= WHAT YOU SHOULD DO =
Without the pictures, can you quote each line below exactly?
******************************
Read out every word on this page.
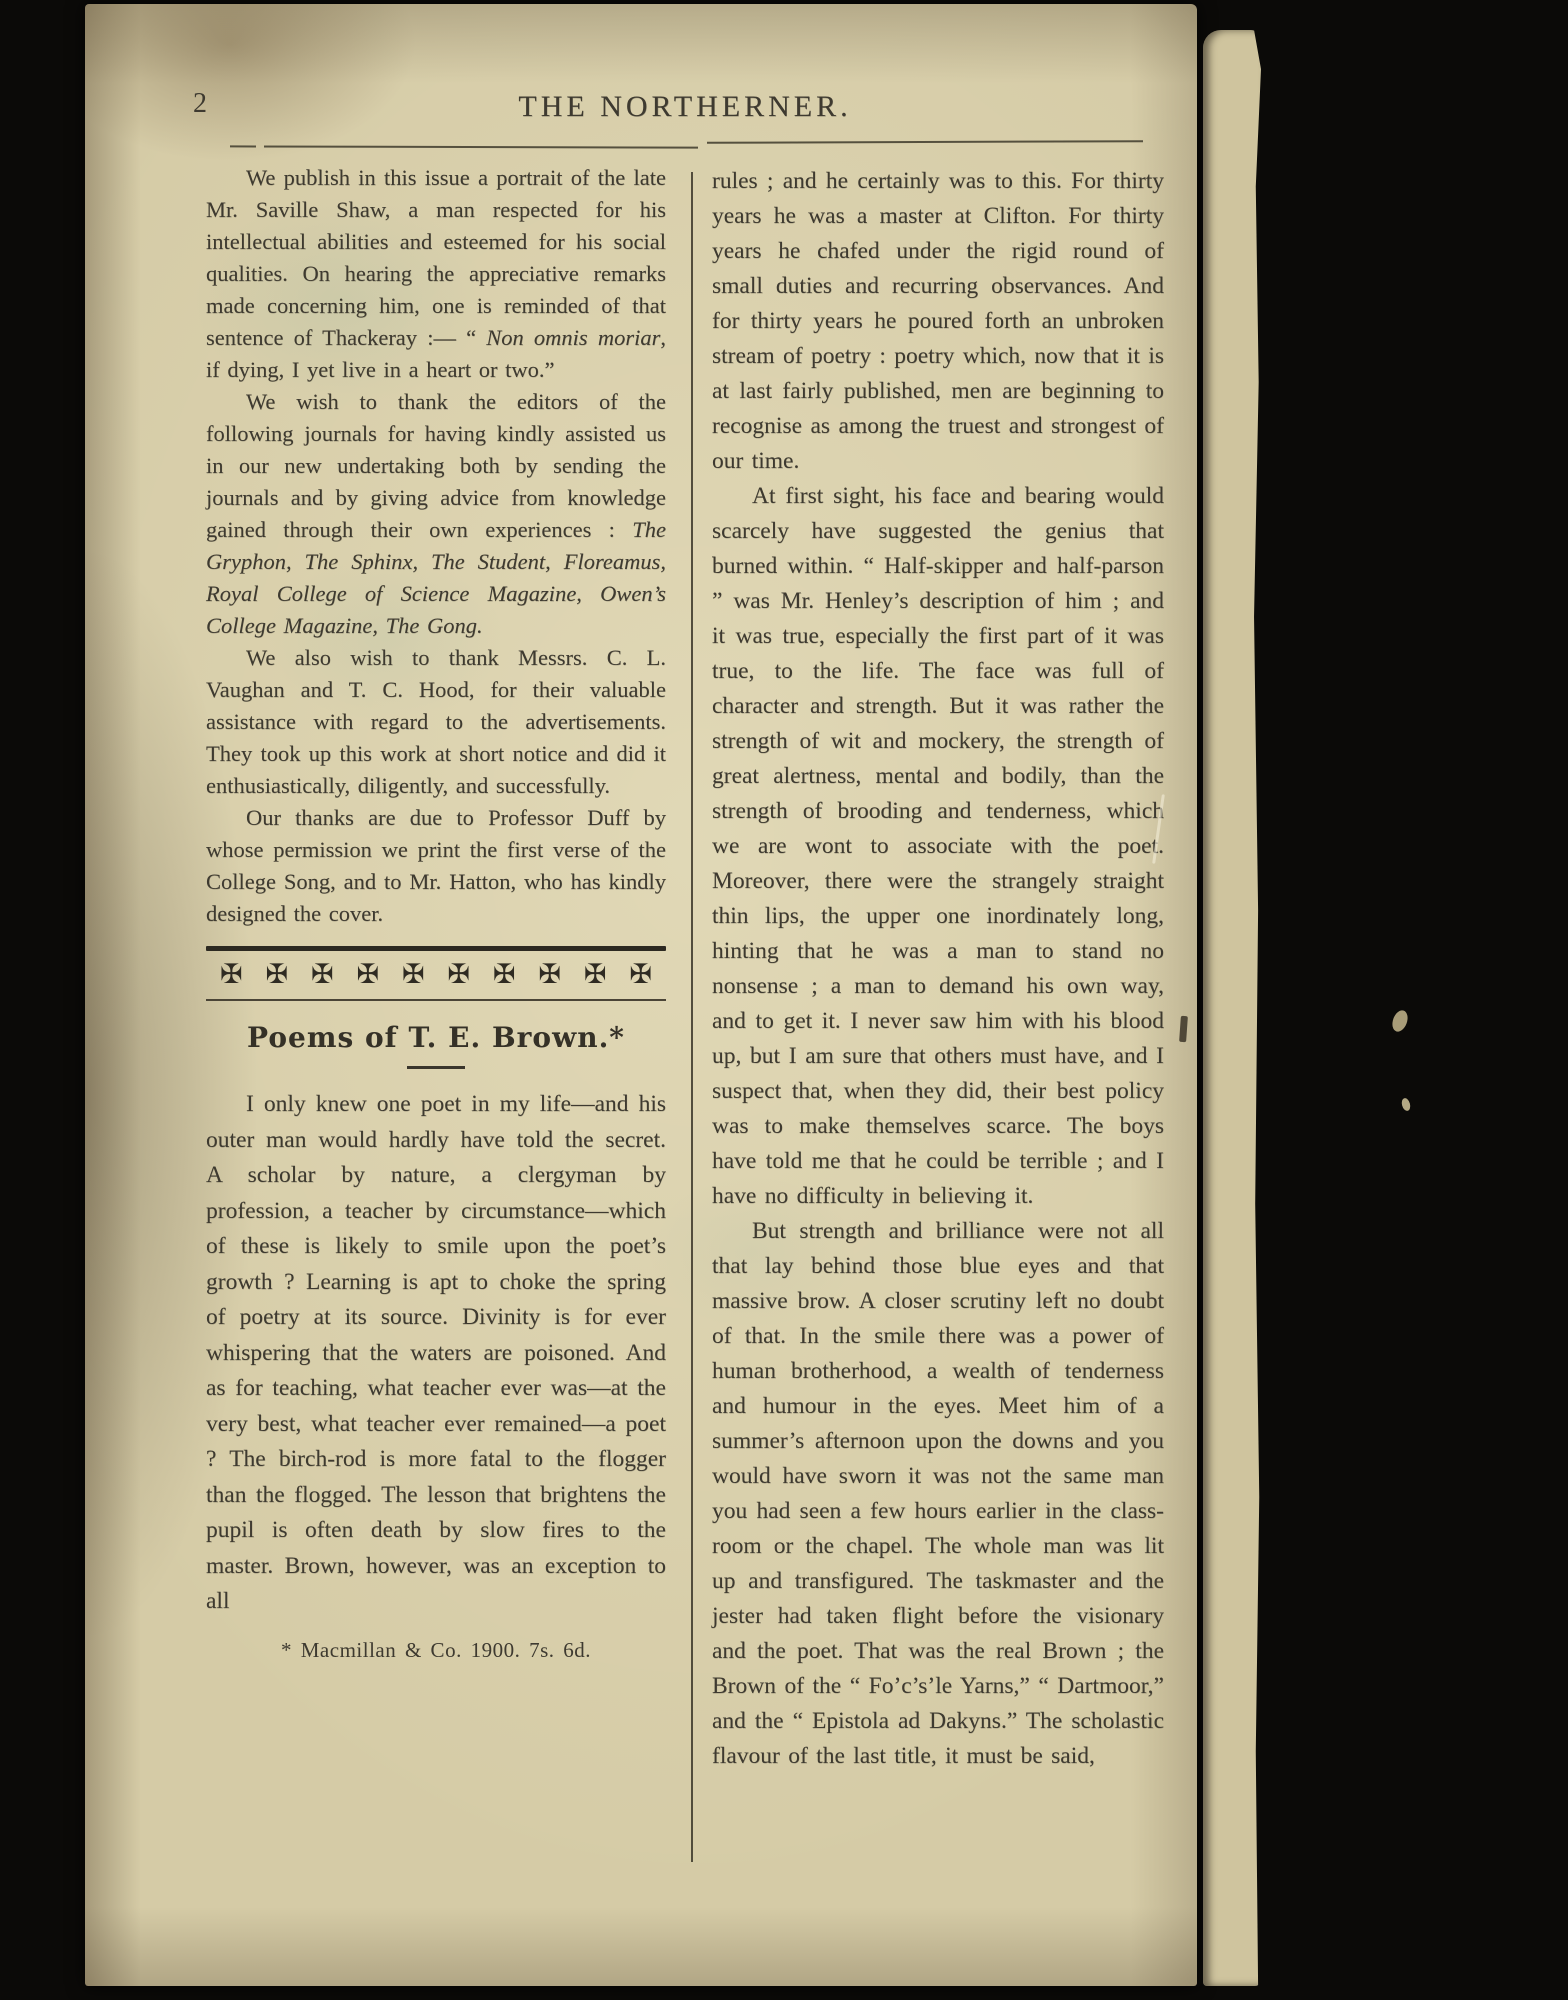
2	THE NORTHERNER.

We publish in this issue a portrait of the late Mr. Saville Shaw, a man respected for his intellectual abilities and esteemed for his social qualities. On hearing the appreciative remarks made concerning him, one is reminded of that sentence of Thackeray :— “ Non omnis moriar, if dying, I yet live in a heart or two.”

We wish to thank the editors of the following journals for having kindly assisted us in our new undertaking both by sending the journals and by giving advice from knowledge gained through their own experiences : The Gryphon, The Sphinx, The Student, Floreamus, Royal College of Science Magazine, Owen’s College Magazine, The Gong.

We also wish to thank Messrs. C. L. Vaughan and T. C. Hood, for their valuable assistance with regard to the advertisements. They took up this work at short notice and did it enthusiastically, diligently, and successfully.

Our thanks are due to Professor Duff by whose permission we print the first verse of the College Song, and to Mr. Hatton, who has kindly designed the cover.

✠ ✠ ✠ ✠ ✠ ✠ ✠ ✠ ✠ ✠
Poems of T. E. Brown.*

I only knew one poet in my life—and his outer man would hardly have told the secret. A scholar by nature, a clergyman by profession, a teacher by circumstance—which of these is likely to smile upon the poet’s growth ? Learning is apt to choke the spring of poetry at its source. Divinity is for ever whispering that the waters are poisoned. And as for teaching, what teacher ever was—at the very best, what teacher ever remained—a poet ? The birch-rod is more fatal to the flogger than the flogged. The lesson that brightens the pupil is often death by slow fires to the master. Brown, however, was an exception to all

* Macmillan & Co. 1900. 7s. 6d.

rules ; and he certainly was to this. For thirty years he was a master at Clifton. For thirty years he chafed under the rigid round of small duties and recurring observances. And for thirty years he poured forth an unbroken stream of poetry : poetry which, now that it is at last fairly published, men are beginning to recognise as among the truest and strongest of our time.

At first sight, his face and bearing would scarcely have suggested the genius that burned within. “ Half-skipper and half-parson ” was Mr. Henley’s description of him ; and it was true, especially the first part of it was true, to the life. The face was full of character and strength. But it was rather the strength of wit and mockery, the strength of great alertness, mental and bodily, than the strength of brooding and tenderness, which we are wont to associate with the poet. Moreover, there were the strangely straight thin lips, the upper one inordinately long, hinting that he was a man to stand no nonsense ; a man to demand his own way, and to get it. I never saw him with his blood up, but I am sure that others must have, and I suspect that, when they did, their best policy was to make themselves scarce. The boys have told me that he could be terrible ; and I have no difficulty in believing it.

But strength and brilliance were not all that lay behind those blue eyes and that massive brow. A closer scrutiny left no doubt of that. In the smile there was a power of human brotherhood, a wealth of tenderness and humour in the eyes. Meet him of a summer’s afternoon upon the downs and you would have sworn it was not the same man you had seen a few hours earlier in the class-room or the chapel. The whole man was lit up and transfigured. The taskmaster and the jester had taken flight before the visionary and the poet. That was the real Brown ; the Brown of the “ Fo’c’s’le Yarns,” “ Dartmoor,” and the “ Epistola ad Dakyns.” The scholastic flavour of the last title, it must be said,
******************************
= FINAL RESULT =
Read out every word on this page.
2	THE NORTHERNER.

We publish in this issue a portrait of the late Mr. Saville Shaw, a man respected for his intellectual abilities and esteemed for his social qualities. On hearing the appreciative remarks made concerning him, one is reminded of that sentence of Thackeray :— “ Non omnis moriar, if dying, I yet live in a heart or two.”

We wish to thank the editors of the following journals for having kindly assisted us in our new undertaking both by sending the journals and by giving advice from knowledge gained through their own experiences : The Gryphon, The Sphinx, The Student, Floreamus, Royal College of Science Magazine, Owen’s College Magazine, The Gong.

We also wish to thank Messrs. C. L. Vaughan and T. C. Hood, for their valuable assistance with regard to the advertisements. They took up this work at short notice and did it enthusiastically, diligently, and successfully.

Our thanks are due to Professor Duff by whose permission we print the first verse of the College Song, and to Mr. Hatton, who has kindly designed the cover.

✠ ✠ ✠ ✠ ✠ ✠ ✠ ✠ ✠ ✠
Poems of T. E. Brown.*

I only knew one poet in my life—and his outer man would hardly have told the secret. A scholar by nature, a clergyman by profession, a teacher by circumstance—which of these is likely to smile upon the poet’s growth ? Learning is apt to choke the spring of poetry at its source. Divinity is for ever whispering that the waters are poisoned. And as for teaching, what teacher ever was—at the very best, what teacher ever remained—a poet ? The birch-rod is more fatal to the flogger than the flogged. The lesson that brightens the pupil is often death by slow fires to the master. Brown, however, was an exception to all

* Macmillan & Co. 1900. 7s. 6d.

rules ; and he certainly was to this. For thirty years he was a master at Clifton. For thirty years he chafed under the rigid round of small duties and recurring observances. And for thirty years he poured forth an unbroken stream of poetry : poetry which, now that it is at last fairly published, men are beginning to recognise as among the truest and strongest of our time.

At first sight, his face and bearing would scarcely have suggested the genius that burned within. “ Half-skipper and half-parson ” was Mr. Henley’s description of him ; and it was true, especially the first part of it was true, to the life. The face was full of character and strength. But it was rather the strength of wit and mockery, the strength of great alertness, mental and bodily, than the strength of brooding and tenderness, which we are wont to associate with the poet. Moreover, there were the strangely straight thin lips, the upper one inordinately long, hinting that he was a man to stand no nonsense ; a man to demand his own way, and to get it. I never saw him with his blood up, but I am sure that others must have, and I suspect that, when they did, their best policy was to make themselves scarce. The boys have told me that he could be terrible ; and I have no difficulty in believing it.

But strength and brilliance were not all that lay behind those blue eyes and that massive brow. A closer scrutiny left no doubt of that. In the smile there was a power of human brotherhood, a wealth of tenderness and humour in the eyes. Meet him of a summer’s afternoon upon the downs and you would have sworn it was not the same man you had seen a few hours earlier in the class-room or the chapel. The whole man was lit up and transfigured. The taskmaster and the jester had taken flight before the visionary and the poet. That was the real Brown ; the Brown of the “ Fo’c’s’le Yarns,” “ Dartmoor,” and the “ Epistola ad Dakyns.” The scholastic flavour of the last title, it must be said,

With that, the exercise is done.